───── Data section ─────
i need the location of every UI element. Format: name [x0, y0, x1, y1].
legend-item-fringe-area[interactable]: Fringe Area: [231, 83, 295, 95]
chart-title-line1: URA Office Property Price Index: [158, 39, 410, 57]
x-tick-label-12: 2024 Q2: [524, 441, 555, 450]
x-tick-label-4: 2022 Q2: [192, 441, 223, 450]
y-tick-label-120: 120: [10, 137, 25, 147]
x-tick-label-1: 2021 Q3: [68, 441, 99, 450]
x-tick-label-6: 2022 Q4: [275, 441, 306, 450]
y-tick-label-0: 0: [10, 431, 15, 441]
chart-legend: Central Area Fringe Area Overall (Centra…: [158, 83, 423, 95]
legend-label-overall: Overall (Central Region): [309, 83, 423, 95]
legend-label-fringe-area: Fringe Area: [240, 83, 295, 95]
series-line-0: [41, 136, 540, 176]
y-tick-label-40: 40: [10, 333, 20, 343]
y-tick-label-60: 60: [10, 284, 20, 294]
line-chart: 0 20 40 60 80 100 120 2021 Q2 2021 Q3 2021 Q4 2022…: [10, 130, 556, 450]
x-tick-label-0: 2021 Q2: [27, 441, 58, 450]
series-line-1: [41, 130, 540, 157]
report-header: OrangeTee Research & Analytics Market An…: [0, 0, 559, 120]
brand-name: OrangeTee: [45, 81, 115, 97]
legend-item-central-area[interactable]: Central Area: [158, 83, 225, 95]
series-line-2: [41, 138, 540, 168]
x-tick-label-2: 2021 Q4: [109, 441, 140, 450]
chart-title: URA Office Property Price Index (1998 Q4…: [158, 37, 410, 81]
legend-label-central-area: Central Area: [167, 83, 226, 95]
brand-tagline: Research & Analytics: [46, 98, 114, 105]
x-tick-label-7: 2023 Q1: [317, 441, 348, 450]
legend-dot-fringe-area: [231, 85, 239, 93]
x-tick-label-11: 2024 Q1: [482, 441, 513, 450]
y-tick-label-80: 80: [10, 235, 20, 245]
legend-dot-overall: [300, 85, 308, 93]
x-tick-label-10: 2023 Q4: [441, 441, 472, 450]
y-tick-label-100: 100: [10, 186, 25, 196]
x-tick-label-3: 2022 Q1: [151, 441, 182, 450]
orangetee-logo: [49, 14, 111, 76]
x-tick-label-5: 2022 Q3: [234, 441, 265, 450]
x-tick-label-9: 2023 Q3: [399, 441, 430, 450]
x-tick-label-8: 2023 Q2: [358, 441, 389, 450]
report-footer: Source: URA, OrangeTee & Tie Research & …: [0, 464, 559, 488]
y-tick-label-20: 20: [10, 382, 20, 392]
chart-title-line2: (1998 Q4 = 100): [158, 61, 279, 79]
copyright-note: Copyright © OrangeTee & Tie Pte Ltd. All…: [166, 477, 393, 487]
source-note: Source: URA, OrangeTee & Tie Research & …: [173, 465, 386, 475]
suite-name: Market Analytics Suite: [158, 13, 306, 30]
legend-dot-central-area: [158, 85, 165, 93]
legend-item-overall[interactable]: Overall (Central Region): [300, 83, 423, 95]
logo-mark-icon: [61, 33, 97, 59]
─────
Reproduce every line of the material above word for word and in the same order.

i need the location of every UI element. Format: name [x0, y0, x1, y1].
legend-item-fringe-area[interactable]: Fringe Area: [231, 83, 295, 95]
chart-title-line1: URA Office Property Price Index: [158, 39, 410, 57]
x-tick-label-12: 2024 Q2: [524, 441, 555, 450]
x-tick-label-4: 2022 Q2: [192, 441, 223, 450]
y-tick-label-120: 120: [10, 137, 25, 147]
x-tick-label-1: 2021 Q3: [68, 441, 99, 450]
x-tick-label-6: 2022 Q4: [275, 441, 306, 450]
y-tick-label-0: 0: [10, 431, 15, 441]
chart-legend: Central Area Fringe Area Overall (Centra…: [158, 83, 423, 95]
legend-label-overall: Overall (Central Region): [309, 83, 423, 95]
legend-label-fringe-area: Fringe Area: [240, 83, 295, 95]
series-line-0: [41, 136, 540, 176]
y-tick-label-40: 40: [10, 333, 20, 343]
y-tick-label-60: 60: [10, 284, 20, 294]
line-chart: 0 20 40 60 80 100 120 2021 Q2 2021 Q3 2021 Q4 2022…: [10, 130, 556, 450]
x-tick-label-0: 2021 Q2: [27, 441, 58, 450]
series-line-1: [41, 130, 540, 157]
report-header: OrangeTee Research & Analytics Market An…: [0, 0, 559, 120]
brand-name: OrangeTee: [45, 81, 115, 97]
legend-item-central-area[interactable]: Central Area: [158, 83, 225, 95]
series-line-2: [41, 138, 540, 168]
x-tick-label-2: 2021 Q4: [109, 441, 140, 450]
chart-title: URA Office Property Price Index (1998 Q4…: [158, 37, 410, 81]
legend-label-central-area: Central Area: [167, 83, 226, 95]
brand-tagline: Research & Analytics: [46, 98, 114, 105]
x-tick-label-7: 2023 Q1: [317, 441, 348, 450]
legend-dot-fringe-area: [231, 85, 239, 93]
x-tick-label-11: 2024 Q1: [482, 441, 513, 450]
y-tick-label-80: 80: [10, 235, 20, 245]
legend-dot-overall: [300, 85, 308, 93]
x-tick-label-10: 2023 Q4: [441, 441, 472, 450]
y-tick-label-100: 100: [10, 186, 25, 196]
x-tick-label-3: 2022 Q1: [151, 441, 182, 450]
orangetee-logo: [49, 14, 111, 76]
x-tick-label-5: 2022 Q3: [234, 441, 265, 450]
x-tick-label-9: 2023 Q3: [399, 441, 430, 450]
x-tick-label-8: 2023 Q2: [358, 441, 389, 450]
report-footer: Source: URA, OrangeTee & Tie Research & …: [0, 464, 559, 488]
y-tick-label-20: 20: [10, 382, 20, 392]
chart-title-line2: (1998 Q4 = 100): [158, 61, 279, 79]
copyright-note: Copyright © OrangeTee & Tie Pte Ltd. All…: [166, 477, 393, 487]
source-note: Source: URA, OrangeTee & Tie Research & …: [173, 465, 386, 475]
suite-name: Market Analytics Suite: [158, 13, 306, 30]
legend-dot-central-area: [158, 85, 165, 93]
legend-item-overall[interactable]: Overall (Central Region): [300, 83, 423, 95]
logo-mark-icon: [61, 33, 97, 59]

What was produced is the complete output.